--- Begin PROVIDED RECORDS ---

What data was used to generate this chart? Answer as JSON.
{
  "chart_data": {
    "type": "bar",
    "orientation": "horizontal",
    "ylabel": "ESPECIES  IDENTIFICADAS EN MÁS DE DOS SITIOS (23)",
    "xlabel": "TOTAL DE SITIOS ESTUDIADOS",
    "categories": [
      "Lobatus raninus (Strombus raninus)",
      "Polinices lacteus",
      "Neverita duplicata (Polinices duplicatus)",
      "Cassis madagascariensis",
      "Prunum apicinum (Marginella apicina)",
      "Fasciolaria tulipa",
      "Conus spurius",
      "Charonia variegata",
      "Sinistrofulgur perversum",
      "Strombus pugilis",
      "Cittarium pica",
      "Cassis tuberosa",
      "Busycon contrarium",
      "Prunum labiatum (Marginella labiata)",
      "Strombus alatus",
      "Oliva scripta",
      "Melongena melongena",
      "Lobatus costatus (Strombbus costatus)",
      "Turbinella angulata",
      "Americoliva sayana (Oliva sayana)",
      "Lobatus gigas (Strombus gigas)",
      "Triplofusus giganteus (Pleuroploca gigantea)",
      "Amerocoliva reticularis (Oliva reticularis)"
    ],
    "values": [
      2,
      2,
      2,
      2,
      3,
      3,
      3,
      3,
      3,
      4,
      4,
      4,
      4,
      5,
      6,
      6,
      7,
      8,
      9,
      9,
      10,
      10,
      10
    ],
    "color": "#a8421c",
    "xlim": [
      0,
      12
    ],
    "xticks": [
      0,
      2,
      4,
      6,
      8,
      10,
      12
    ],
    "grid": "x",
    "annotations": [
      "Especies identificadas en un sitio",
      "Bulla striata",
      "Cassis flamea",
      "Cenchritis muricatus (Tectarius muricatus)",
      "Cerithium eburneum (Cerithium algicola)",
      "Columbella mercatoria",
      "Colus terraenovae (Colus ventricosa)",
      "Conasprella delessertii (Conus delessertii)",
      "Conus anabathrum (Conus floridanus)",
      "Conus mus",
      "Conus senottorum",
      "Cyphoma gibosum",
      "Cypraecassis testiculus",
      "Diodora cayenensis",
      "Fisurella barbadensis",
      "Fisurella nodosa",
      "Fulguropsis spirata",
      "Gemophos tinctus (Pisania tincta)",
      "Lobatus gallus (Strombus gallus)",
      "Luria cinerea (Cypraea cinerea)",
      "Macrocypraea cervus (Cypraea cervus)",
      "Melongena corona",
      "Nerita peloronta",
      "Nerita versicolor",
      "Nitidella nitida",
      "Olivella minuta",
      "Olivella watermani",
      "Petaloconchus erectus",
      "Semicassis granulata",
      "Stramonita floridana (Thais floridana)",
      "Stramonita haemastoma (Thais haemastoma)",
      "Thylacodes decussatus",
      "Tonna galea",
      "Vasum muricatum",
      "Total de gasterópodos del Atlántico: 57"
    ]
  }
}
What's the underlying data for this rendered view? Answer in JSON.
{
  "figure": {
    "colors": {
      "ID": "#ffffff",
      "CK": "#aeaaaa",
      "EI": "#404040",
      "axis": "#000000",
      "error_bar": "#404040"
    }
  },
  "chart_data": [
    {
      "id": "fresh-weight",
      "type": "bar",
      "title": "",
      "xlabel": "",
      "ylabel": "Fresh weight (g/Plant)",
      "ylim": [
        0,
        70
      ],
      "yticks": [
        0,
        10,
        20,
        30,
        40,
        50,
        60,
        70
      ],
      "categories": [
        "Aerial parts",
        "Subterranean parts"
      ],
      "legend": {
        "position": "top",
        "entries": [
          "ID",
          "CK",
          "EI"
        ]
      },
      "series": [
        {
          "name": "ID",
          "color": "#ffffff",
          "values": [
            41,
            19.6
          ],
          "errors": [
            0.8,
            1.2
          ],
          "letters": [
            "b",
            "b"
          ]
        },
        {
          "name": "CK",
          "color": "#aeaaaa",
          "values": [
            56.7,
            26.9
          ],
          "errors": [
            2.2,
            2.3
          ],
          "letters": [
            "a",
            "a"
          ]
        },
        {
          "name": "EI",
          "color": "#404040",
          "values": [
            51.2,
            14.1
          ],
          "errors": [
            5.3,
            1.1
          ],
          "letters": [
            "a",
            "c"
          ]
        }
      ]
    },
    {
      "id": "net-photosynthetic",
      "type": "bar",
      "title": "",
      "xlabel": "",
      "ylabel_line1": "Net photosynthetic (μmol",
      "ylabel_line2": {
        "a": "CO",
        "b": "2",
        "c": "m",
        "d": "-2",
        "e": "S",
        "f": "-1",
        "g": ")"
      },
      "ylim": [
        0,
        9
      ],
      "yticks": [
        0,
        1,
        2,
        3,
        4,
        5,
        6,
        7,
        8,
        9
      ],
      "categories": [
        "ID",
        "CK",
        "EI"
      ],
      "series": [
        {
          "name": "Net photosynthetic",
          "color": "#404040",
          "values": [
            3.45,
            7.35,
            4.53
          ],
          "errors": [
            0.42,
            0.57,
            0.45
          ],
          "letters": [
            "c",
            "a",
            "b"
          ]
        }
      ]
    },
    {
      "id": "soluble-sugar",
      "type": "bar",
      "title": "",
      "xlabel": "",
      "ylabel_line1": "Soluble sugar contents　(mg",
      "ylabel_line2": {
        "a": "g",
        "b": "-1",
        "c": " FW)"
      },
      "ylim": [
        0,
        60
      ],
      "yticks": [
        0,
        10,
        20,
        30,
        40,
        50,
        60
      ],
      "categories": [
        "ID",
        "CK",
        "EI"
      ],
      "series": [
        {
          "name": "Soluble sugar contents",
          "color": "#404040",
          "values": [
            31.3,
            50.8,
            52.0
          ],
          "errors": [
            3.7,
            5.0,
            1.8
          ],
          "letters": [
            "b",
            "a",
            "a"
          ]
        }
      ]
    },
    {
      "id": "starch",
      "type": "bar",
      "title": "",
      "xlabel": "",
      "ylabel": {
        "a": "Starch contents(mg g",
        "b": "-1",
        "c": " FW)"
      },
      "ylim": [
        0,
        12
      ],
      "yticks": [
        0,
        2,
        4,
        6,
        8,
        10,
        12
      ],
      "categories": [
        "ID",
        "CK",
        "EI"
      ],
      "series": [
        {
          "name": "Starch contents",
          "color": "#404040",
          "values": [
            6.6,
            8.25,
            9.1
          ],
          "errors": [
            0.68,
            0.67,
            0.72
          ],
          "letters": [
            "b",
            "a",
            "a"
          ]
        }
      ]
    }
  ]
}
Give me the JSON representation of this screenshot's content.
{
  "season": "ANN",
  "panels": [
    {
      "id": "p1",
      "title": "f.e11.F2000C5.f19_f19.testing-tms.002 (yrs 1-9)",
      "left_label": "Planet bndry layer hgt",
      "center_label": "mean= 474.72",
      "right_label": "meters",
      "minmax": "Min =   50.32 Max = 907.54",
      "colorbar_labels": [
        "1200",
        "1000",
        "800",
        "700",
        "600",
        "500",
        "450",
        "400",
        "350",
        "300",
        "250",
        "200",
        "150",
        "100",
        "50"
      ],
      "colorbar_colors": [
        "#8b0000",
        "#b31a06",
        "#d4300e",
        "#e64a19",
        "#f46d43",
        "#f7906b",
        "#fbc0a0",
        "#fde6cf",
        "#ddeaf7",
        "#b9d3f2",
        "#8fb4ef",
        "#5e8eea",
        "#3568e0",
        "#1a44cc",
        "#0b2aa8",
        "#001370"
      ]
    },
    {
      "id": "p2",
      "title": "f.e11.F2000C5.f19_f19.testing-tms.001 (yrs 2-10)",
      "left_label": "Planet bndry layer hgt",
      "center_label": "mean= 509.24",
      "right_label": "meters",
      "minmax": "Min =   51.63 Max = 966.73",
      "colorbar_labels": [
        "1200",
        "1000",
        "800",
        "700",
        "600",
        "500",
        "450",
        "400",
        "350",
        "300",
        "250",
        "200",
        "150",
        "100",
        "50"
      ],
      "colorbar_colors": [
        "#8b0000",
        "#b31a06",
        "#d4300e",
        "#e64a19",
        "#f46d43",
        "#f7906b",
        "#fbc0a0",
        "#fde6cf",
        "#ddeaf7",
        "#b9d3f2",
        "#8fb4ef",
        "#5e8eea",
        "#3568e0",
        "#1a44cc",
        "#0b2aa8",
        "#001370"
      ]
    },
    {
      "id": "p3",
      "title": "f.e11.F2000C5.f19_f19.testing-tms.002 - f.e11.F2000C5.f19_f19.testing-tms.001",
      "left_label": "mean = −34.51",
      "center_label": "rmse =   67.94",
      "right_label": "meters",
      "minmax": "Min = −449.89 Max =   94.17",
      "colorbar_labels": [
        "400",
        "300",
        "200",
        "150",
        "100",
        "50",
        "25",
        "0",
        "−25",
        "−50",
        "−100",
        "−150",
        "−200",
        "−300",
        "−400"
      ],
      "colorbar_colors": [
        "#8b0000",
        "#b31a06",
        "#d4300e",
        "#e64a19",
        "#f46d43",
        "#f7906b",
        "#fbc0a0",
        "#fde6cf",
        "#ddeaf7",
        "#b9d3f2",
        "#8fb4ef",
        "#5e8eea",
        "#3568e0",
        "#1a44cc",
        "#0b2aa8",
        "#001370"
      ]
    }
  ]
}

--- End PROVIDED RECORDS ---

TASK DETAILS.
Filter for "Polinices". Return all lines that hold it.

RESPONSE.
      "Polinices lacteus",
      "Neverita duplicata (Polinices duplicatus)",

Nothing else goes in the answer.